__WHAT TO WORK ON__: Where a line contains the word "占总体绩效的", copy that line.

__RECORDED DATA__:
----
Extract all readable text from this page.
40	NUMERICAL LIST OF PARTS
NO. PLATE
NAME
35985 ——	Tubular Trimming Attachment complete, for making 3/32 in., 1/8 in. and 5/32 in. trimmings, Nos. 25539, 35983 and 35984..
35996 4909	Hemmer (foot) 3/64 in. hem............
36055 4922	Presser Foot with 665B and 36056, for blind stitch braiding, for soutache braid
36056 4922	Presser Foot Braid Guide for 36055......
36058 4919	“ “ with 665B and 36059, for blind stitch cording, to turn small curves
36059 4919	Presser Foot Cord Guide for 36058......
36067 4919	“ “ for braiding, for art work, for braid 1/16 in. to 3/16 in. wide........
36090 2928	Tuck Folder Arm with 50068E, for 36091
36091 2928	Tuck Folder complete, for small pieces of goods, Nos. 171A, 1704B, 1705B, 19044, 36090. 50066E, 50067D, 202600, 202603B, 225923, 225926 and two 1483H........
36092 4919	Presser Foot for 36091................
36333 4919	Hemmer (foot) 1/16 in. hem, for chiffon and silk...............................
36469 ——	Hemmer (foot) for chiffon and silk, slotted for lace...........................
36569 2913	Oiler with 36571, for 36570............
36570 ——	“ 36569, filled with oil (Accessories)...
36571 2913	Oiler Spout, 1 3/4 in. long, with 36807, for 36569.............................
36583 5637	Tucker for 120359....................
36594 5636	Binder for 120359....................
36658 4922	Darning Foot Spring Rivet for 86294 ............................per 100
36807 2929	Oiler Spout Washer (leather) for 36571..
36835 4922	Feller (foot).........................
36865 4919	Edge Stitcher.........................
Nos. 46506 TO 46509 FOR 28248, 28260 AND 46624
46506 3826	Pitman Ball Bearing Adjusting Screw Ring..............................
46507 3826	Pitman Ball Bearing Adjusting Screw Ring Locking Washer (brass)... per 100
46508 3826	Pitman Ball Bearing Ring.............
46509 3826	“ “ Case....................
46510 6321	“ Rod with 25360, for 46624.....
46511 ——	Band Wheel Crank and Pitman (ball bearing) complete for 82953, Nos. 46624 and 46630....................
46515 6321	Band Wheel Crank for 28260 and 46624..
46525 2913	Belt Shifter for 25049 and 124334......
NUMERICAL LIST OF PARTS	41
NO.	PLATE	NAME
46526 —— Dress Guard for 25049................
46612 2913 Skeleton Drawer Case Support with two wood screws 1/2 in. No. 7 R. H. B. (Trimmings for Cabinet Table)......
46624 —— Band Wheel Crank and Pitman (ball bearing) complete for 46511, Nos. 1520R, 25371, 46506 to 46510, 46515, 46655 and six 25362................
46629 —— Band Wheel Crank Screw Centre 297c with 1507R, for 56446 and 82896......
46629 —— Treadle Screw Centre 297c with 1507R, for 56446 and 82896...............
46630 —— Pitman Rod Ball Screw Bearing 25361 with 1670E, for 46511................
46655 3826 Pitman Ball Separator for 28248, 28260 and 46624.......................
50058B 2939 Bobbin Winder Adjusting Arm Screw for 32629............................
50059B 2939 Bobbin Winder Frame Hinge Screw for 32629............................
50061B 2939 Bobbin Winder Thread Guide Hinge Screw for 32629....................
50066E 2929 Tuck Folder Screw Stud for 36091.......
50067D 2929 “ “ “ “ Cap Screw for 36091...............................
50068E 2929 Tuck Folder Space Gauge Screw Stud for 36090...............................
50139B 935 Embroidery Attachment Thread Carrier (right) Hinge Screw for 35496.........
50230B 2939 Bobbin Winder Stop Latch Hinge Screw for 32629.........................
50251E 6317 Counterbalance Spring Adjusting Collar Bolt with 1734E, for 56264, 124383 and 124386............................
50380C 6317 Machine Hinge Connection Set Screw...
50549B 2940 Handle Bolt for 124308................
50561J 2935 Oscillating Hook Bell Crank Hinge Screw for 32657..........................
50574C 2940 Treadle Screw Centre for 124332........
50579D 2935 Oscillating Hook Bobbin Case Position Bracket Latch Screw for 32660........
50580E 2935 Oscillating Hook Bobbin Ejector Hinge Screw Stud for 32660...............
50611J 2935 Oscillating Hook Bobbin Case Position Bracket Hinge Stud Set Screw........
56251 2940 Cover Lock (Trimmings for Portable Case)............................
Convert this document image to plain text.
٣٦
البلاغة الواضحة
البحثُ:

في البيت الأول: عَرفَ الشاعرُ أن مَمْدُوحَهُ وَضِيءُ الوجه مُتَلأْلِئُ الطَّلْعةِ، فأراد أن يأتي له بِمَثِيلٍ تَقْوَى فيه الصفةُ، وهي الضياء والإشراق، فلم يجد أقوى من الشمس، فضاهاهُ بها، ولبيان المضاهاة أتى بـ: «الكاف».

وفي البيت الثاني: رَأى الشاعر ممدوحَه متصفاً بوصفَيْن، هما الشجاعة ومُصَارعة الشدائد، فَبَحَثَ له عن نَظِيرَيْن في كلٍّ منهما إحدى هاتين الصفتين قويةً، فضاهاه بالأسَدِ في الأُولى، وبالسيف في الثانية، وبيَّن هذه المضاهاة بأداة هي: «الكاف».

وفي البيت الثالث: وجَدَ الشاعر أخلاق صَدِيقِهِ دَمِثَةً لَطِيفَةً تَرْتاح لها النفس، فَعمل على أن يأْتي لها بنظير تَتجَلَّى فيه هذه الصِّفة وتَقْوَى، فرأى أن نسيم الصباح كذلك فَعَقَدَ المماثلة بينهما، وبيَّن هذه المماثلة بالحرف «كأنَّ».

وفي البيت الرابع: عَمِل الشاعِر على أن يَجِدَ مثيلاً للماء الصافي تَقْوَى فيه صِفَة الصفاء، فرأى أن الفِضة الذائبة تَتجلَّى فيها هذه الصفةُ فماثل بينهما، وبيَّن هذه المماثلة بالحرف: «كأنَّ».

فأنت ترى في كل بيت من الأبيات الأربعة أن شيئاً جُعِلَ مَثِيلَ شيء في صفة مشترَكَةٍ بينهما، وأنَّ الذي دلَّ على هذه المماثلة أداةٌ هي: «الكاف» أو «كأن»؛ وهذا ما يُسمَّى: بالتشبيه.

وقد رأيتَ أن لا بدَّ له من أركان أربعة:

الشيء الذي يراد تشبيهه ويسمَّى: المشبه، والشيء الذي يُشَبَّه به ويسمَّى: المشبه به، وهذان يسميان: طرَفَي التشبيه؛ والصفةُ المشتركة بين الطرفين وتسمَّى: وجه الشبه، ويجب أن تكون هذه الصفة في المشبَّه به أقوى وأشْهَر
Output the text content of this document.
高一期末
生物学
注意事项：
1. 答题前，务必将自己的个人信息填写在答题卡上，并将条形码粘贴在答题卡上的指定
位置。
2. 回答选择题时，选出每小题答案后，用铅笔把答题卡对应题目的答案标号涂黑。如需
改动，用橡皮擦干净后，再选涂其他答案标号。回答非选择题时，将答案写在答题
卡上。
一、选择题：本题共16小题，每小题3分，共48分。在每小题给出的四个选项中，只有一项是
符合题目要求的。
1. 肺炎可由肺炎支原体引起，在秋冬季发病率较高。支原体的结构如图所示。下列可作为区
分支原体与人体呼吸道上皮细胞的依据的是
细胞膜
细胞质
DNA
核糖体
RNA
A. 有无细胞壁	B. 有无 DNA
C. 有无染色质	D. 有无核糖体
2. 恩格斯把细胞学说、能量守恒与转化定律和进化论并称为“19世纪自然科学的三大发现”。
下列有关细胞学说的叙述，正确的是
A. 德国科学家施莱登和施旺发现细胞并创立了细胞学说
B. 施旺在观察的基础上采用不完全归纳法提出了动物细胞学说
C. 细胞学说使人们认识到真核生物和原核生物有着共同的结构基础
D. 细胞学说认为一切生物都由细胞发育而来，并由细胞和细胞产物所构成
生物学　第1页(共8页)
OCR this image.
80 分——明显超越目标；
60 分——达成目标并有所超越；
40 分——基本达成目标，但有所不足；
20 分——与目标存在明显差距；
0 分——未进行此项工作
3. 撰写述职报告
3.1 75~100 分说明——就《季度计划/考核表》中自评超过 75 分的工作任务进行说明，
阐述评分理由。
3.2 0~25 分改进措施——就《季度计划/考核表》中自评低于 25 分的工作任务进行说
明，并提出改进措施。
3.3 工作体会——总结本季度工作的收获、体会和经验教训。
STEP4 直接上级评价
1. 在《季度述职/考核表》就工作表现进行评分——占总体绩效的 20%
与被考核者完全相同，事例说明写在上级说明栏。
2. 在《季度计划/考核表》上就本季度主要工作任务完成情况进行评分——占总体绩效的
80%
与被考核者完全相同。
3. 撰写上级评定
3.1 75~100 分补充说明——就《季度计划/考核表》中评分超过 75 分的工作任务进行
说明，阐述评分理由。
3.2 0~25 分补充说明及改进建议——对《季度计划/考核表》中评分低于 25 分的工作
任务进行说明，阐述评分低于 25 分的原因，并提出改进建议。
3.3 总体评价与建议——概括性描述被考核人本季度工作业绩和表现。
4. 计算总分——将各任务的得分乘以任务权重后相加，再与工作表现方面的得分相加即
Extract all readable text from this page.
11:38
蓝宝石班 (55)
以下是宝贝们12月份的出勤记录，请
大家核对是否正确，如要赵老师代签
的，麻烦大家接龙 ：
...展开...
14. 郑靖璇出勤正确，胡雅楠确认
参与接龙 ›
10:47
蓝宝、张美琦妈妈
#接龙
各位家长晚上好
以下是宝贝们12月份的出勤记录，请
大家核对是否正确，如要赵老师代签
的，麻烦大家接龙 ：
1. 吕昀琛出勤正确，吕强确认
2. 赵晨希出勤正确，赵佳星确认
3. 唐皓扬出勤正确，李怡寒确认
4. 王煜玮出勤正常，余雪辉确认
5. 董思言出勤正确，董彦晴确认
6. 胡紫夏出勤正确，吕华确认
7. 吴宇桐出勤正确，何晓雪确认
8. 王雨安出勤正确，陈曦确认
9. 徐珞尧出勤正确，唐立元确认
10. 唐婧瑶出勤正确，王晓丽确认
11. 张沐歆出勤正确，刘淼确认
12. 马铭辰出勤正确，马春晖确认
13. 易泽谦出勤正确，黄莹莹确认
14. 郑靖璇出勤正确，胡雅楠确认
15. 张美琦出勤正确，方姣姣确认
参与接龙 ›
----
__ANSWER__:
1. 在《季度述职/考核表》就工作表现进行评分——占总体绩效的 20%
2. 在《季度计划/考核表》上就本季度主要工作任务完成情况进行评分——占总体绩效的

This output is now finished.